• _Aim_: Write the records out again exactly, leaving no images in.

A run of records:
——————

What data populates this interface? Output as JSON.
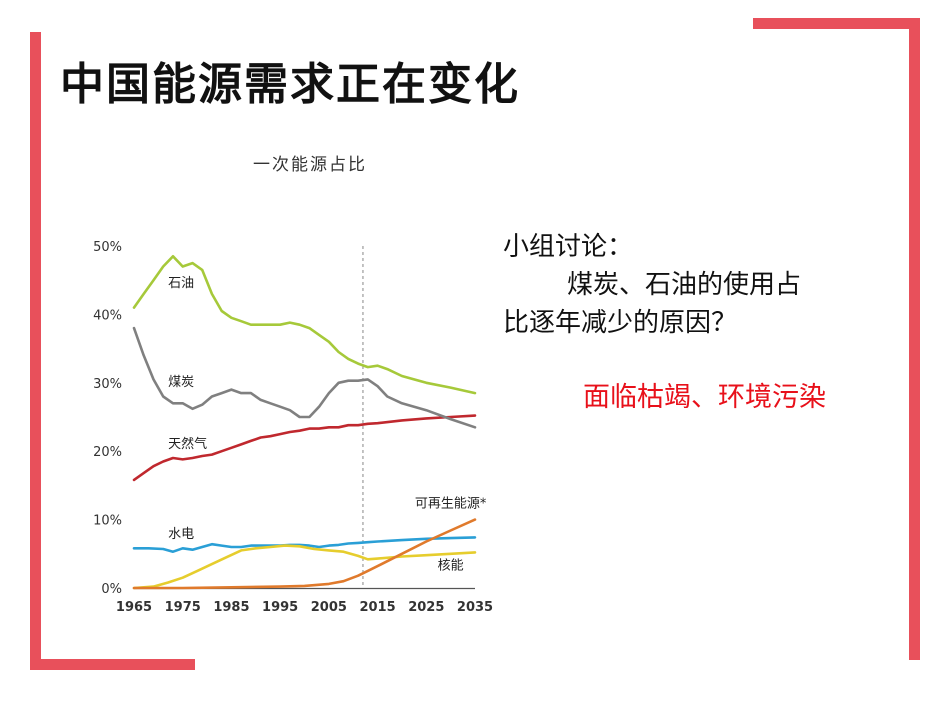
{
  "slide": {
    "title": "中国能源需求正在变化",
    "accent_color": "#e8505b"
  },
  "discussion": {
    "heading": "小组讨论：",
    "question_line1": "煤炭、石油的使用占",
    "question_line2": "比逐年减少的原因？",
    "answer": "面临枯竭、环境污染",
    "answer_color": "#e8101a"
  },
  "chart_data": {
    "type": "line",
    "title": "一次能源占比",
    "xlabel": "",
    "ylabel": "",
    "x_ticks": [
      "1965",
      "1975",
      "1985",
      "1995",
      "2005",
      "2015",
      "2025",
      "2035"
    ],
    "y_ticks": [
      "0%",
      "10%",
      "20%",
      "30%",
      "40%",
      "50%"
    ],
    "xlim": [
      1965,
      2035
    ],
    "ylim": [
      0,
      50
    ],
    "forecast_divider_year": 2012,
    "grid": false,
    "series": [
      {
        "name": "石油",
        "color": "#a6c93a",
        "points": [
          [
            1965,
            41
          ],
          [
            1967,
            43
          ],
          [
            1969,
            45
          ],
          [
            1971,
            47
          ],
          [
            1973,
            48.5
          ],
          [
            1975,
            47
          ],
          [
            1977,
            47.5
          ],
          [
            1979,
            46.5
          ],
          [
            1981,
            43
          ],
          [
            1983,
            40.5
          ],
          [
            1985,
            39.5
          ],
          [
            1987,
            39
          ],
          [
            1989,
            38.5
          ],
          [
            1991,
            38.5
          ],
          [
            1993,
            38.5
          ],
          [
            1995,
            38.5
          ],
          [
            1997,
            38.8
          ],
          [
            1999,
            38.5
          ],
          [
            2001,
            38
          ],
          [
            2003,
            37
          ],
          [
            2005,
            36
          ],
          [
            2007,
            34.5
          ],
          [
            2009,
            33.5
          ],
          [
            2011,
            32.8
          ],
          [
            2013,
            32.3
          ],
          [
            2015,
            32.5
          ],
          [
            2017,
            32
          ],
          [
            2020,
            31
          ],
          [
            2025,
            30
          ],
          [
            2030,
            29.3
          ],
          [
            2035,
            28.5
          ]
        ]
      },
      {
        "name": "煤炭",
        "color": "#808080",
        "points": [
          [
            1965,
            38
          ],
          [
            1967,
            34
          ],
          [
            1969,
            30.5
          ],
          [
            1971,
            28
          ],
          [
            1973,
            27
          ],
          [
            1975,
            27
          ],
          [
            1977,
            26.2
          ],
          [
            1979,
            26.8
          ],
          [
            1981,
            28
          ],
          [
            1983,
            28.5
          ],
          [
            1985,
            29
          ],
          [
            1987,
            28.5
          ],
          [
            1989,
            28.5
          ],
          [
            1991,
            27.5
          ],
          [
            1993,
            27
          ],
          [
            1995,
            26.5
          ],
          [
            1997,
            26
          ],
          [
            1999,
            25
          ],
          [
            2001,
            25
          ],
          [
            2003,
            26.5
          ],
          [
            2005,
            28.5
          ],
          [
            2007,
            30
          ],
          [
            2009,
            30.3
          ],
          [
            2011,
            30.3
          ],
          [
            2013,
            30.5
          ],
          [
            2015,
            29.5
          ],
          [
            2017,
            28
          ],
          [
            2020,
            27
          ],
          [
            2025,
            26
          ],
          [
            2030,
            24.7
          ],
          [
            2035,
            23.5
          ]
        ]
      },
      {
        "name": "天然气",
        "color": "#c0282e",
        "points": [
          [
            1965,
            15.8
          ],
          [
            1967,
            16.8
          ],
          [
            1969,
            17.8
          ],
          [
            1971,
            18.5
          ],
          [
            1973,
            19
          ],
          [
            1975,
            18.8
          ],
          [
            1977,
            19
          ],
          [
            1979,
            19.3
          ],
          [
            1981,
            19.5
          ],
          [
            1983,
            20
          ],
          [
            1985,
            20.5
          ],
          [
            1987,
            21
          ],
          [
            1989,
            21.5
          ],
          [
            1991,
            22
          ],
          [
            1993,
            22.2
          ],
          [
            1995,
            22.5
          ],
          [
            1997,
            22.8
          ],
          [
            1999,
            23
          ],
          [
            2001,
            23.3
          ],
          [
            2003,
            23.3
          ],
          [
            2005,
            23.5
          ],
          [
            2007,
            23.5
          ],
          [
            2009,
            23.8
          ],
          [
            2011,
            23.8
          ],
          [
            2013,
            24
          ],
          [
            2015,
            24.1
          ],
          [
            2020,
            24.5
          ],
          [
            2025,
            24.8
          ],
          [
            2030,
            25
          ],
          [
            2035,
            25.2
          ]
        ]
      },
      {
        "name": "水电",
        "color": "#2a9fd6",
        "points": [
          [
            1965,
            5.8
          ],
          [
            1968,
            5.8
          ],
          [
            1971,
            5.7
          ],
          [
            1973,
            5.3
          ],
          [
            1975,
            5.8
          ],
          [
            1977,
            5.6
          ],
          [
            1979,
            6
          ],
          [
            1981,
            6.4
          ],
          [
            1983,
            6.2
          ],
          [
            1985,
            6
          ],
          [
            1987,
            6
          ],
          [
            1989,
            6.2
          ],
          [
            1991,
            6.2
          ],
          [
            1993,
            6.2
          ],
          [
            1995,
            6.2
          ],
          [
            1997,
            6.3
          ],
          [
            1999,
            6.3
          ],
          [
            2001,
            6.2
          ],
          [
            2003,
            6
          ],
          [
            2005,
            6.2
          ],
          [
            2007,
            6.3
          ],
          [
            2009,
            6.5
          ],
          [
            2011,
            6.6
          ],
          [
            2013,
            6.7
          ],
          [
            2015,
            6.8
          ],
          [
            2020,
            7
          ],
          [
            2025,
            7.2
          ],
          [
            2030,
            7.3
          ],
          [
            2035,
            7.4
          ]
        ]
      },
      {
        "name": "核能",
        "color": "#e6cd2d",
        "points": [
          [
            1965,
            0
          ],
          [
            1969,
            0.2
          ],
          [
            1972,
            0.8
          ],
          [
            1975,
            1.5
          ],
          [
            1978,
            2.5
          ],
          [
            1981,
            3.5
          ],
          [
            1984,
            4.5
          ],
          [
            1987,
            5.5
          ],
          [
            1990,
            5.8
          ],
          [
            1993,
            6
          ],
          [
            1996,
            6.2
          ],
          [
            1999,
            6.1
          ],
          [
            2002,
            5.7
          ],
          [
            2005,
            5.5
          ],
          [
            2008,
            5.3
          ],
          [
            2011,
            4.7
          ],
          [
            2013,
            4.2
          ],
          [
            2015,
            4.3
          ],
          [
            2020,
            4.6
          ],
          [
            2025,
            4.8
          ],
          [
            2030,
            5
          ],
          [
            2035,
            5.2
          ]
        ]
      },
      {
        "name": "可再生能源*",
        "color": "#e07a2c",
        "points": [
          [
            1965,
            0
          ],
          [
            1975,
            0
          ],
          [
            1985,
            0.1
          ],
          [
            1995,
            0.2
          ],
          [
            2000,
            0.3
          ],
          [
            2005,
            0.6
          ],
          [
            2008,
            1
          ],
          [
            2011,
            1.8
          ],
          [
            2013,
            2.5
          ],
          [
            2015,
            3.2
          ],
          [
            2020,
            5
          ],
          [
            2025,
            6.8
          ],
          [
            2030,
            8.4
          ],
          [
            2035,
            10
          ]
        ]
      }
    ],
    "annotations": [
      {
        "text": "石油",
        "x": 1972,
        "y": 44
      },
      {
        "text": "煤炭",
        "x": 1972,
        "y": 29.5
      },
      {
        "text": "天然气",
        "x": 1972,
        "y": 20.5
      },
      {
        "text": "水电",
        "x": 1972,
        "y": 7.3
      },
      {
        "text": "可再生能源*",
        "x": 2030,
        "y": 11.8
      },
      {
        "text": "核能",
        "x": 2030,
        "y": 2.7
      }
    ]
  }
}
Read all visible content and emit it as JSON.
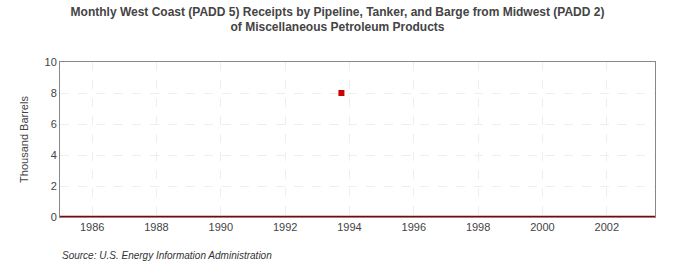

——————

• _Task response_:
What data populates this interface? Output as JSON.
{
  "slide": {
    "title": "中国能源需求正在变化",
    "accent_color": "#e8505b"
  },
  "discussion": {
    "heading": "小组讨论：",
    "question_line1": "煤炭、石油的使用占",
    "question_line2": "比逐年减少的原因？",
    "answer": "面临枯竭、环境污染",
    "answer_color": "#e8101a"
  },
  "chart_data": {
    "type": "line",
    "title": "一次能源占比",
    "xlabel": "",
    "ylabel": "",
    "x_ticks": [
      "1965",
      "1975",
      "1985",
      "1995",
      "2005",
      "2015",
      "2025",
      "2035"
    ],
    "y_ticks": [
      "0%",
      "10%",
      "20%",
      "30%",
      "40%",
      "50%"
    ],
    "xlim": [
      1965,
      2035
    ],
    "ylim": [
      0,
      50
    ],
    "forecast_divider_year": 2012,
    "grid": false,
    "series": [
      {
        "name": "石油",
        "color": "#a6c93a",
        "points": [
          [
            1965,
            41
          ],
          [
            1967,
            43
          ],
          [
            1969,
            45
          ],
          [
            1971,
            47
          ],
          [
            1973,
            48.5
          ],
          [
            1975,
            47
          ],
          [
            1977,
            47.5
          ],
          [
            1979,
            46.5
          ],
          [
            1981,
            43
          ],
          [
            1983,
            40.5
          ],
          [
            1985,
            39.5
          ],
          [
            1987,
            39
          ],
          [
            1989,
            38.5
          ],
          [
            1991,
            38.5
          ],
          [
            1993,
            38.5
          ],
          [
            1995,
            38.5
          ],
          [
            1997,
            38.8
          ],
          [
            1999,
            38.5
          ],
          [
            2001,
            38
          ],
          [
            2003,
            37
          ],
          [
            2005,
            36
          ],
          [
            2007,
            34.5
          ],
          [
            2009,
            33.5
          ],
          [
            2011,
            32.8
          ],
          [
            2013,
            32.3
          ],
          [
            2015,
            32.5
          ],
          [
            2017,
            32
          ],
          [
            2020,
            31
          ],
          [
            2025,
            30
          ],
          [
            2030,
            29.3
          ],
          [
            2035,
            28.5
          ]
        ]
      },
      {
        "name": "煤炭",
        "color": "#808080",
        "points": [
          [
            1965,
            38
          ],
          [
            1967,
            34
          ],
          [
            1969,
            30.5
          ],
          [
            1971,
            28
          ],
          [
            1973,
            27
          ],
          [
            1975,
            27
          ],
          [
            1977,
            26.2
          ],
          [
            1979,
            26.8
          ],
          [
            1981,
            28
          ],
          [
            1983,
            28.5
          ],
          [
            1985,
            29
          ],
          [
            1987,
            28.5
          ],
          [
            1989,
            28.5
          ],
          [
            1991,
            27.5
          ],
          [
            1993,
            27
          ],
          [
            1995,
            26.5
          ],
          [
            1997,
            26
          ],
          [
            1999,
            25
          ],
          [
            2001,
            25
          ],
          [
            2003,
            26.5
          ],
          [
            2005,
            28.5
          ],
          [
            2007,
            30
          ],
          [
            2009,
            30.3
          ],
          [
            2011,
            30.3
          ],
          [
            2013,
            30.5
          ],
          [
            2015,
            29.5
          ],
          [
            2017,
            28
          ],
          [
            2020,
            27
          ],
          [
            2025,
            26
          ],
          [
            2030,
            24.7
          ],
          [
            2035,
            23.5
          ]
        ]
      },
      {
        "name": "天然气",
        "color": "#c0282e",
        "points": [
          [
            1965,
            15.8
          ],
          [
            1967,
            16.8
          ],
          [
            1969,
            17.8
          ],
          [
            1971,
            18.5
          ],
          [
            1973,
            19
          ],
          [
            1975,
            18.8
          ],
          [
            1977,
            19
          ],
          [
            1979,
            19.3
          ],
          [
            1981,
            19.5
          ],
          [
            1983,
            20
          ],
          [
            1985,
            20.5
          ],
          [
            1987,
            21
          ],
          [
            1989,
            21.5
          ],
          [
            1991,
            22
          ],
          [
            1993,
            22.2
          ],
          [
            1995,
            22.5
          ],
          [
            1997,
            22.8
          ],
          [
            1999,
            23
          ],
          [
            2001,
            23.3
          ],
          [
            2003,
            23.3
          ],
          [
            2005,
            23.5
          ],
          [
            2007,
            23.5
          ],
          [
            2009,
            23.8
          ],
          [
            2011,
            23.8
          ],
          [
            2013,
            24
          ],
          [
            2015,
            24.1
          ],
          [
            2020,
            24.5
          ],
          [
            2025,
            24.8
          ],
          [
            2030,
            25
          ],
          [
            2035,
            25.2
          ]
        ]
      },
      {
        "name": "水电",
        "color": "#2a9fd6",
        "points": [
          [
            1965,
            5.8
          ],
          [
            1968,
            5.8
          ],
          [
            1971,
            5.7
          ],
          [
            1973,
            5.3
          ],
          [
            1975,
            5.8
          ],
          [
            1977,
            5.6
          ],
          [
            1979,
            6
          ],
          [
            1981,
            6.4
          ],
          [
            1983,
            6.2
          ],
          [
            1985,
            6
          ],
          [
            1987,
            6
          ],
          [
            1989,
            6.2
          ],
          [
            1991,
            6.2
          ],
          [
            1993,
            6.2
          ],
          [
            1995,
            6.2
          ],
          [
            1997,
            6.3
          ],
          [
            1999,
            6.3
          ],
          [
            2001,
            6.2
          ],
          [
            2003,
            6
          ],
          [
            2005,
            6.2
          ],
          [
            2007,
            6.3
          ],
          [
            2009,
            6.5
          ],
          [
            2011,
            6.6
          ],
          [
            2013,
            6.7
          ],
          [
            2015,
            6.8
          ],
          [
            2020,
            7
          ],
          [
            2025,
            7.2
          ],
          [
            2030,
            7.3
          ],
          [
            2035,
            7.4
          ]
        ]
      },
      {
        "name": "核能",
        "color": "#e6cd2d",
        "points": [
          [
            1965,
            0
          ],
          [
            1969,
            0.2
          ],
          [
            1972,
            0.8
          ],
          [
            1975,
            1.5
          ],
          [
            1978,
            2.5
          ],
          [
            1981,
            3.5
          ],
          [
            1984,
            4.5
          ],
          [
            1987,
            5.5
          ],
          [
            1990,
            5.8
          ],
          [
            1993,
            6
          ],
          [
            1996,
            6.2
          ],
          [
            1999,
            6.1
          ],
          [
            2002,
            5.7
          ],
          [
            2005,
            5.5
          ],
          [
            2008,
            5.3
          ],
          [
            2011,
            4.7
          ],
          [
            2013,
            4.2
          ],
          [
            2015,
            4.3
          ],
          [
            2020,
            4.6
          ],
          [
            2025,
            4.8
          ],
          [
            2030,
            5
          ],
          [
            2035,
            5.2
          ]
        ]
      },
      {
        "name": "可再生能源*",
        "color": "#e07a2c",
        "points": [
          [
            1965,
            0
          ],
          [
            1975,
            0
          ],
          [
            1985,
            0.1
          ],
          [
            1995,
            0.2
          ],
          [
            2000,
            0.3
          ],
          [
            2005,
            0.6
          ],
          [
            2008,
            1
          ],
          [
            2011,
            1.8
          ],
          [
            2013,
            2.5
          ],
          [
            2015,
            3.2
          ],
          [
            2020,
            5
          ],
          [
            2025,
            6.8
          ],
          [
            2030,
            8.4
          ],
          [
            2035,
            10
          ]
        ]
      }
    ],
    "annotations": [
      {
        "text": "石油",
        "x": 1972,
        "y": 44
      },
      {
        "text": "煤炭",
        "x": 1972,
        "y": 29.5
      },
      {
        "text": "天然气",
        "x": 1972,
        "y": 20.5
      },
      {
        "text": "水电",
        "x": 1972,
        "y": 7.3
      },
      {
        "text": "可再生能源*",
        "x": 2030,
        "y": 11.8
      },
      {
        "text": "核能",
        "x": 2030,
        "y": 2.7
      }
    ]
  }
}
Read all visible content and emit it as JSON.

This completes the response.